The exercise:
Reproduce every record exactly as it appears, but not the pictures.

start Given information

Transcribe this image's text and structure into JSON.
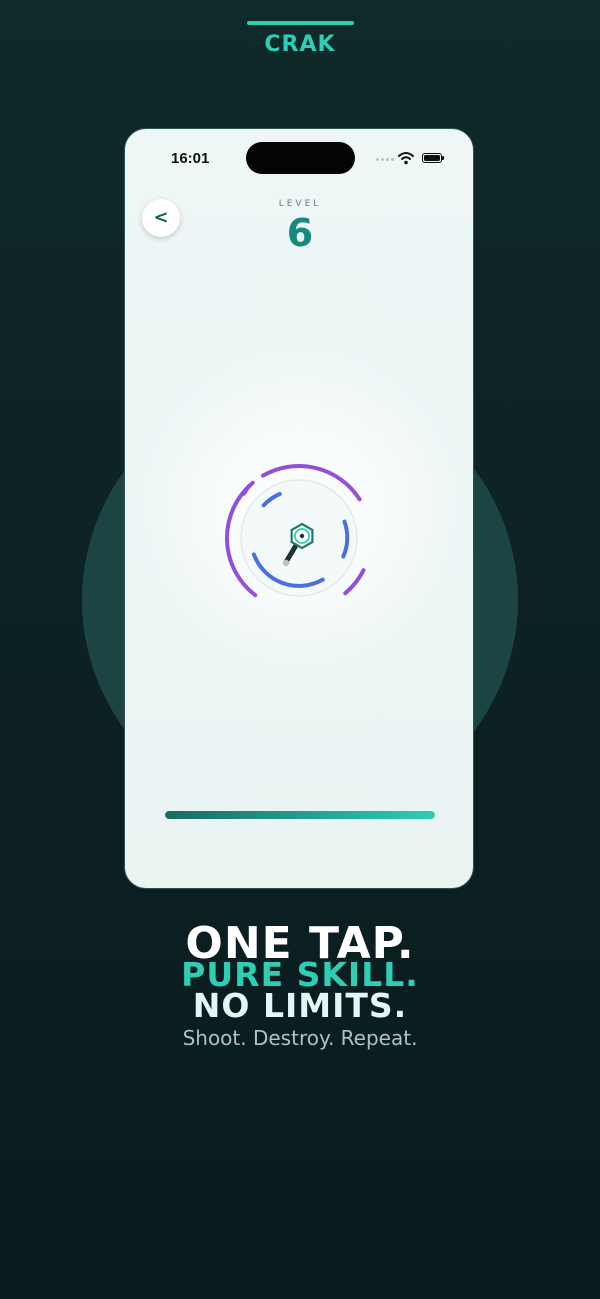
{
  "brand": {
    "name": "CRAK"
  },
  "phone": {
    "status_bar": {
      "time": "16:01"
    },
    "back_button": {
      "label": "<"
    },
    "level": {
      "label": "LEVEL",
      "value": "6"
    },
    "progress": {
      "fraction": 1.0
    }
  },
  "headline": {
    "line1": "ONE TAP.",
    "line2": "PURE SKILL.",
    "line3": "NO LIMITS."
  },
  "tagline": "Shoot. Destroy. Repeat.",
  "colors": {
    "accent": "#2ccfb4",
    "outer_ring": "#8d4fe0",
    "inner_ring": "#4a6fe0",
    "level_number": "#168a7e"
  }
}
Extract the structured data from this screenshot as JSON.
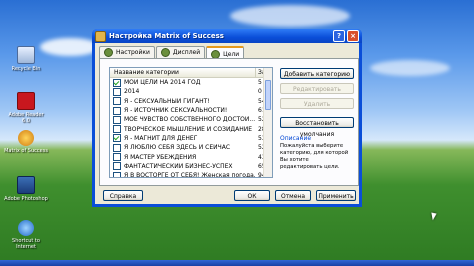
{
  "desktop": {
    "icons": [
      {
        "label": "Recycle Bin",
        "icon": "recycle-bin-icon"
      },
      {
        "label": "Adobe Reader 6.0",
        "icon": "adobe-reader-icon"
      },
      {
        "label": "Matrix of Success",
        "icon": "matrix-of-success-icon"
      },
      {
        "label": "Adobe Photoshop",
        "icon": "adobe-photoshop-icon"
      },
      {
        "label": "Shortcut to Internet",
        "icon": "internet-shortcut-icon"
      }
    ]
  },
  "window": {
    "title": "Настройка Matrix of Success",
    "tabs": [
      {
        "label": "Настройки",
        "active": false
      },
      {
        "label": "Дисплей",
        "active": false
      },
      {
        "label": "Цели",
        "active": true
      }
    ],
    "list": {
      "col_name": "Название категории",
      "col_count": "За",
      "rows": [
        {
          "name": "МОИ ЦЕЛИ НА 2014 ГОД",
          "count": "5",
          "checked": true
        },
        {
          "name": "2014",
          "count": "0",
          "checked": false
        },
        {
          "name": "Я - СЕКСУАЛЬНЫЙ ГИГАНТ!",
          "count": "54",
          "checked": false
        },
        {
          "name": "Я - ИСТОЧНИК СЕКСУАЛЬНОСТИ!",
          "count": "61",
          "checked": false
        },
        {
          "name": "МОЕ ЧУВСТВО СОБСТВЕННОГО ДОСТОИ...",
          "count": "52",
          "checked": false
        },
        {
          "name": "ТВОРЧЕСКОЕ МЫШЛЕНИЕ И СОЗИДАНИЕ",
          "count": "28",
          "checked": false
        },
        {
          "name": "Я - МАГНИТ ДЛЯ ДЕНЕГ",
          "count": "53",
          "checked": true
        },
        {
          "name": "Я ЛЮБЛЮ СЕБЯ ЗДЕСЬ И СЕЙЧАС",
          "count": "52",
          "checked": false
        },
        {
          "name": "Я МАСТЕР УБЕЖДЕНИЯ",
          "count": "43",
          "checked": false
        },
        {
          "name": "ФАНТАСТИЧЕСКИЙ БИЗНЕС-УСПЕХ",
          "count": "65",
          "checked": false
        },
        {
          "name": "Я В ВОСТОРГЕ ОТ СЕБЯ! Женская погода...",
          "count": "94",
          "checked": false
        }
      ]
    },
    "buttons": {
      "add_category": "Добавить категорию",
      "edit": "Редактировать",
      "delete": "Удалить",
      "restore_defaults": "Восстановить умолчания"
    },
    "description": {
      "title": "Описание",
      "text": "Пожалуйста выберите категорию, для которой Вы хотите редактировать цели."
    },
    "footer": {
      "help": "Справка",
      "ok": "ОК",
      "cancel": "Отмена",
      "apply": "Применить"
    }
  }
}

end Given information

Solution to the problem:
Transcribe this image's text and structure into JSON.
{
  "brand": {
    "name": "CRAK"
  },
  "phone": {
    "status_bar": {
      "time": "16:01"
    },
    "back_button": {
      "label": "<"
    },
    "level": {
      "label": "LEVEL",
      "value": "6"
    },
    "progress": {
      "fraction": 1.0
    }
  },
  "headline": {
    "line1": "ONE TAP.",
    "line2": "PURE SKILL.",
    "line3": "NO LIMITS."
  },
  "tagline": "Shoot. Destroy. Repeat.",
  "colors": {
    "accent": "#2ccfb4",
    "outer_ring": "#8d4fe0",
    "inner_ring": "#4a6fe0",
    "level_number": "#168a7e"
  }
}
Extract the structured data from this screenshot as JSON.
{
  "desktop": {
    "icons": [
      {
        "label": "Recycle Bin",
        "icon": "recycle-bin-icon"
      },
      {
        "label": "Adobe Reader 6.0",
        "icon": "adobe-reader-icon"
      },
      {
        "label": "Matrix of Success",
        "icon": "matrix-of-success-icon"
      },
      {
        "label": "Adobe Photoshop",
        "icon": "adobe-photoshop-icon"
      },
      {
        "label": "Shortcut to Internet",
        "icon": "internet-shortcut-icon"
      }
    ]
  },
  "window": {
    "title": "Настройка Matrix of Success",
    "tabs": [
      {
        "label": "Настройки",
        "active": false
      },
      {
        "label": "Дисплей",
        "active": false
      },
      {
        "label": "Цели",
        "active": true
      }
    ],
    "list": {
      "col_name": "Название категории",
      "col_count": "За",
      "rows": [
        {
          "name": "МОИ ЦЕЛИ НА 2014 ГОД",
          "count": "5",
          "checked": true
        },
        {
          "name": "2014",
          "count": "0",
          "checked": false
        },
        {
          "name": "Я - СЕКСУАЛЬНЫЙ ГИГАНТ!",
          "count": "54",
          "checked": false
        },
        {
          "name": "Я - ИСТОЧНИК СЕКСУАЛЬНОСТИ!",
          "count": "61",
          "checked": false
        },
        {
          "name": "МОЕ ЧУВСТВО СОБСТВЕННОГО ДОСТОИ...",
          "count": "52",
          "checked": false
        },
        {
          "name": "ТВОРЧЕСКОЕ МЫШЛЕНИЕ И СОЗИДАНИЕ",
          "count": "28",
          "checked": false
        },
        {
          "name": "Я - МАГНИТ ДЛЯ ДЕНЕГ",
          "count": "53",
          "checked": true
        },
        {
          "name": "Я ЛЮБЛЮ СЕБЯ ЗДЕСЬ И СЕЙЧАС",
          "count": "52",
          "checked": false
        },
        {
          "name": "Я МАСТЕР УБЕЖДЕНИЯ",
          "count": "43",
          "checked": false
        },
        {
          "name": "ФАНТАСТИЧЕСКИЙ БИЗНЕС-УСПЕХ",
          "count": "65",
          "checked": false
        },
        {
          "name": "Я В ВОСТОРГЕ ОТ СЕБЯ! Женская погода...",
          "count": "94",
          "checked": false
        }
      ]
    },
    "buttons": {
      "add_category": "Добавить категорию",
      "edit": "Редактировать",
      "delete": "Удалить",
      "restore_defaults": "Восстановить умолчания"
    },
    "description": {
      "title": "Описание",
      "text": "Пожалуйста выберите категорию, для которой Вы хотите редактировать цели."
    },
    "footer": {
      "help": "Справка",
      "ok": "ОК",
      "cancel": "Отмена",
      "apply": "Применить"
    }
  }
}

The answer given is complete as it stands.